Dataset items
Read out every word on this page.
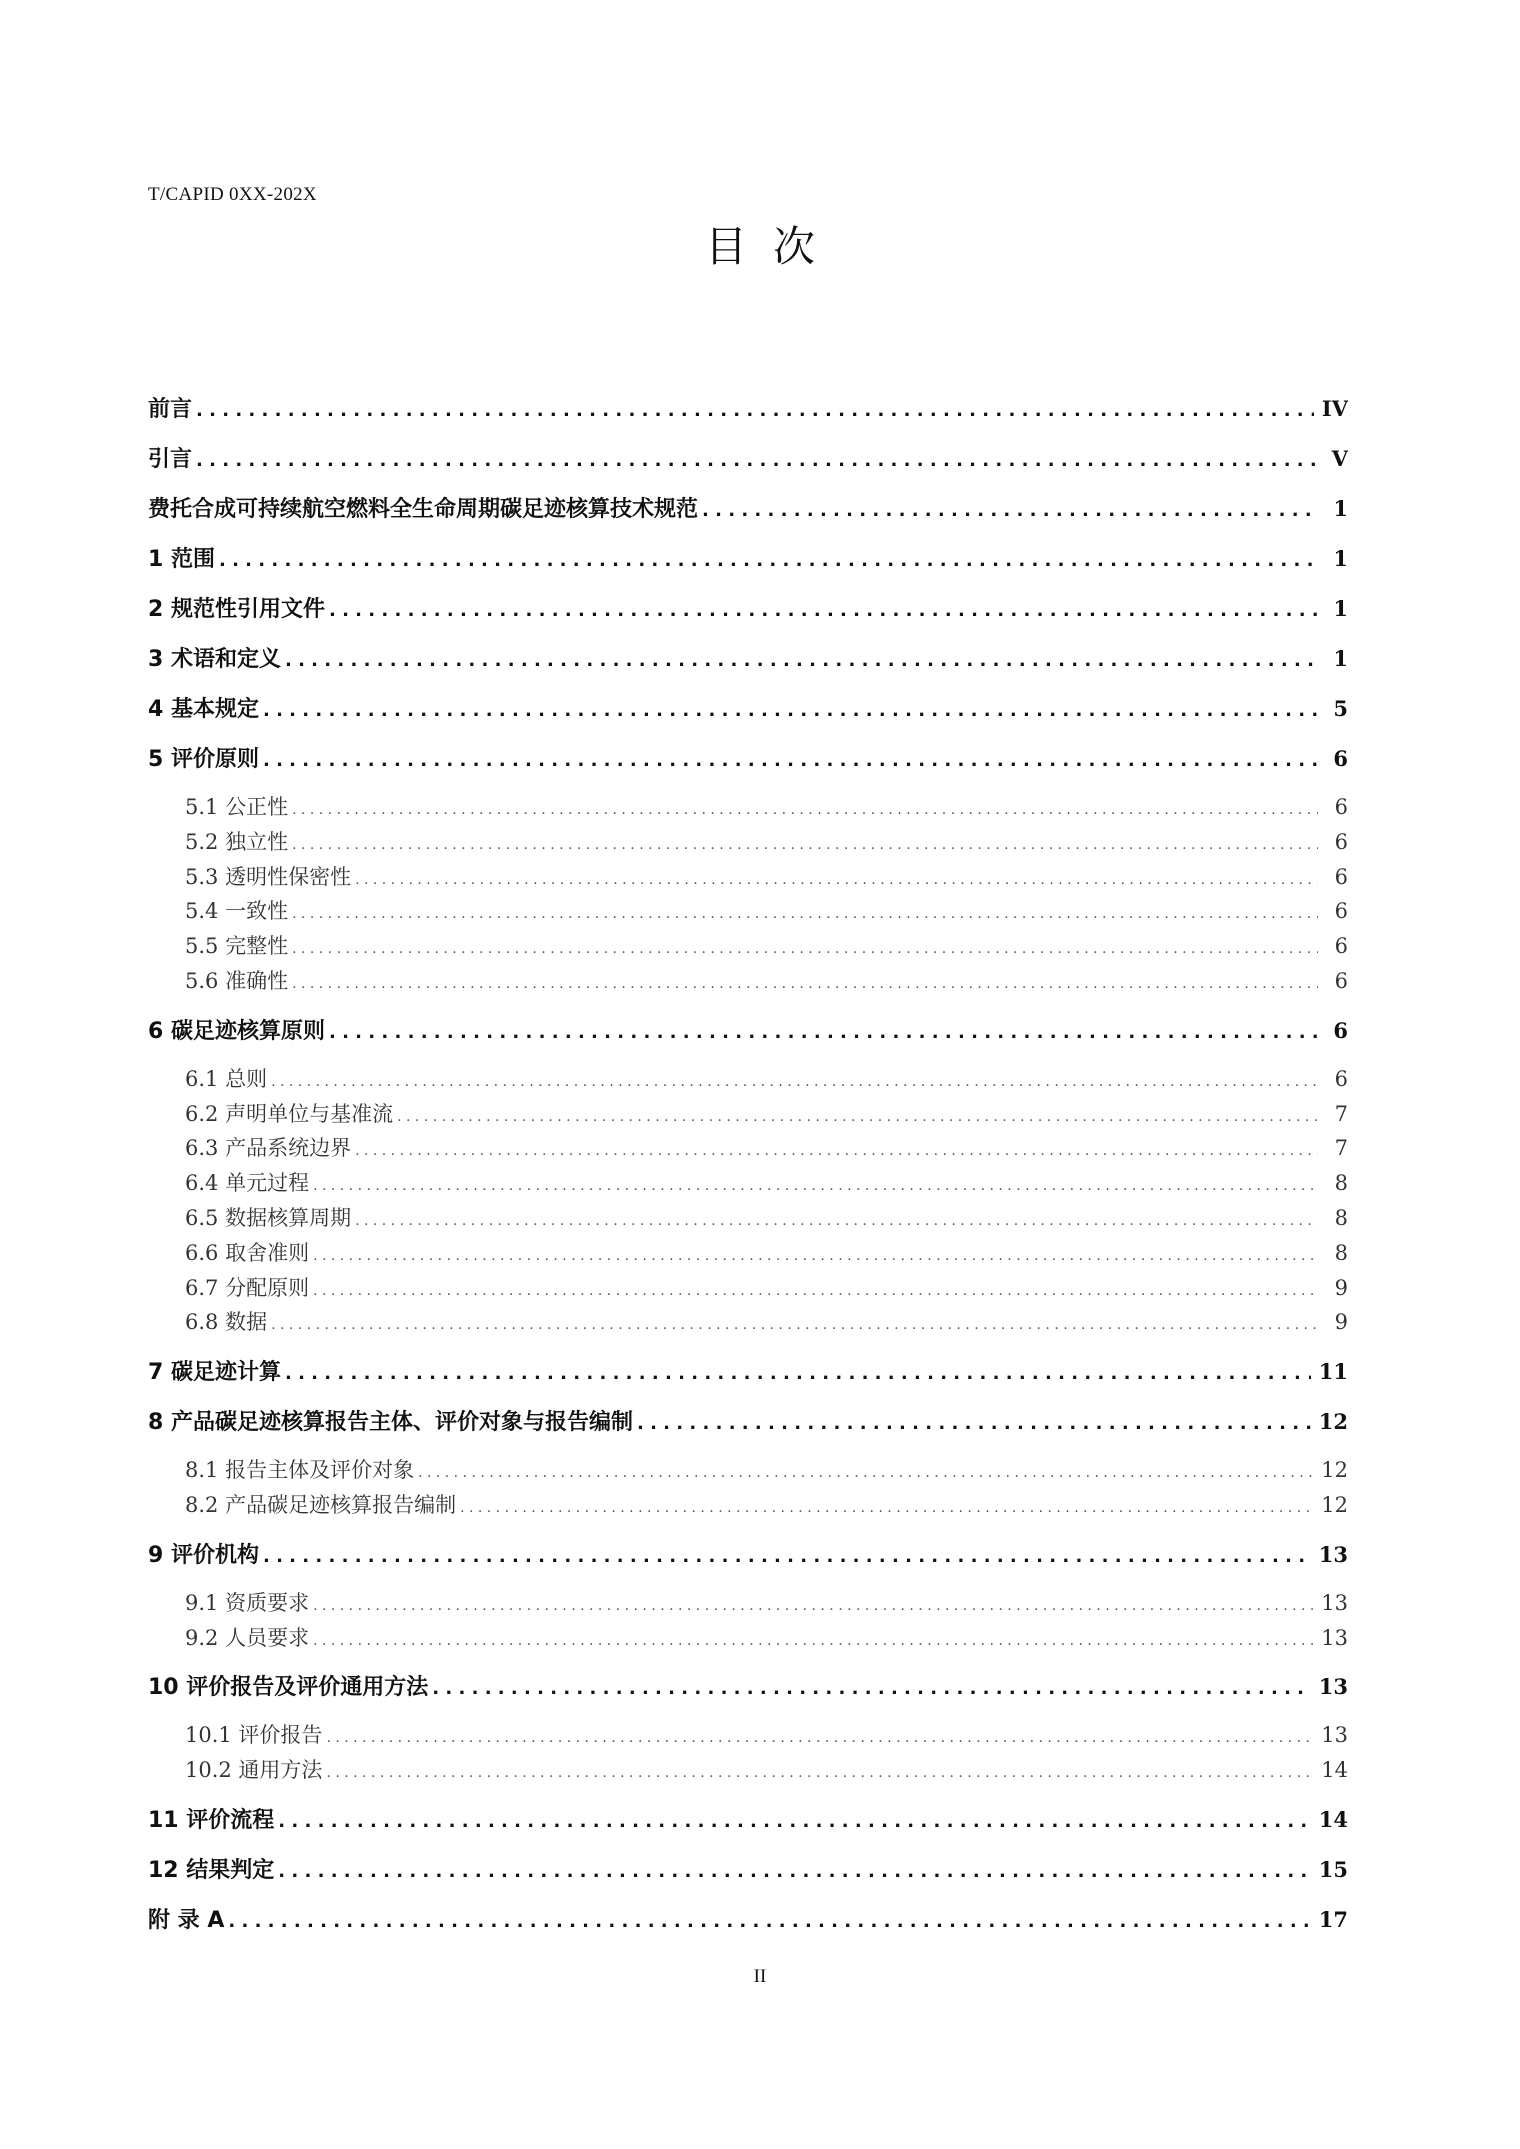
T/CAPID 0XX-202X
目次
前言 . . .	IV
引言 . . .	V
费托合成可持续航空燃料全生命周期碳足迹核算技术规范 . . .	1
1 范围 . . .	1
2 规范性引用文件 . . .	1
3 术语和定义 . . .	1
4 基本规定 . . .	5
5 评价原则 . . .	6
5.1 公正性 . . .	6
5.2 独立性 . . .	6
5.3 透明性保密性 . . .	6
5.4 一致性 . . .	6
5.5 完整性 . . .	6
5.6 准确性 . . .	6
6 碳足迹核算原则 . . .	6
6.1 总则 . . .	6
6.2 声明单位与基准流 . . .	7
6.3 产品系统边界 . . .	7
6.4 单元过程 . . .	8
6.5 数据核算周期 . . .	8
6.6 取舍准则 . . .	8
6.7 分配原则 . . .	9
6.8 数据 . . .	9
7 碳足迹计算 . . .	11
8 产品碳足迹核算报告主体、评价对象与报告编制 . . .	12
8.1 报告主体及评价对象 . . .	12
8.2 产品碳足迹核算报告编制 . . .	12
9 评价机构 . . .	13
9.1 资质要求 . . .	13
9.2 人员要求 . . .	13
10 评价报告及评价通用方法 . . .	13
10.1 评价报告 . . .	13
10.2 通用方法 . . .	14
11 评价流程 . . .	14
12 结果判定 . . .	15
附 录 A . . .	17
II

- [GIVEN PROBLEM]: What you return should match the records above word for word, minus the pictures.

- [COMPLETE ANSWER]:
Read out every word on this page.
T/CAPID 0XX-202X
目次
前言 . . .	IV
引言 . . .	V
费托合成可持续航空燃料全生命周期碳足迹核算技术规范 . . .	1
1 范围 . . .	1
2 规范性引用文件 . . .	1
3 术语和定义 . . .	1
4 基本规定 . . .	5
5 评价原则 . . .	6
5.1 公正性 . . .	6
5.2 独立性 . . .	6
5.3 透明性保密性 . . .	6
5.4 一致性 . . .	6
5.5 完整性 . . .	6
5.6 准确性 . . .	6
6 碳足迹核算原则 . . .	6
6.1 总则 . . .	6
6.2 声明单位与基准流 . . .	7
6.3 产品系统边界 . . .	7
6.4 单元过程 . . .	8
6.5 数据核算周期 . . .	8
6.6 取舍准则 . . .	8
6.7 分配原则 . . .	9
6.8 数据 . . .	9
7 碳足迹计算 . . .	11
8 产品碳足迹核算报告主体、评价对象与报告编制 . . .	12
8.1 报告主体及评价对象 . . .	12
8.2 产品碳足迹核算报告编制 . . .	12
9 评价机构 . . .	13
9.1 资质要求 . . .	13
9.2 人员要求 . . .	13
10 评价报告及评价通用方法 . . .	13
10.1 评价报告 . . .	13
10.2 通用方法 . . .	14
11 评价流程 . . .	14
12 结果判定 . . .	15
附 录 A . . .	17
II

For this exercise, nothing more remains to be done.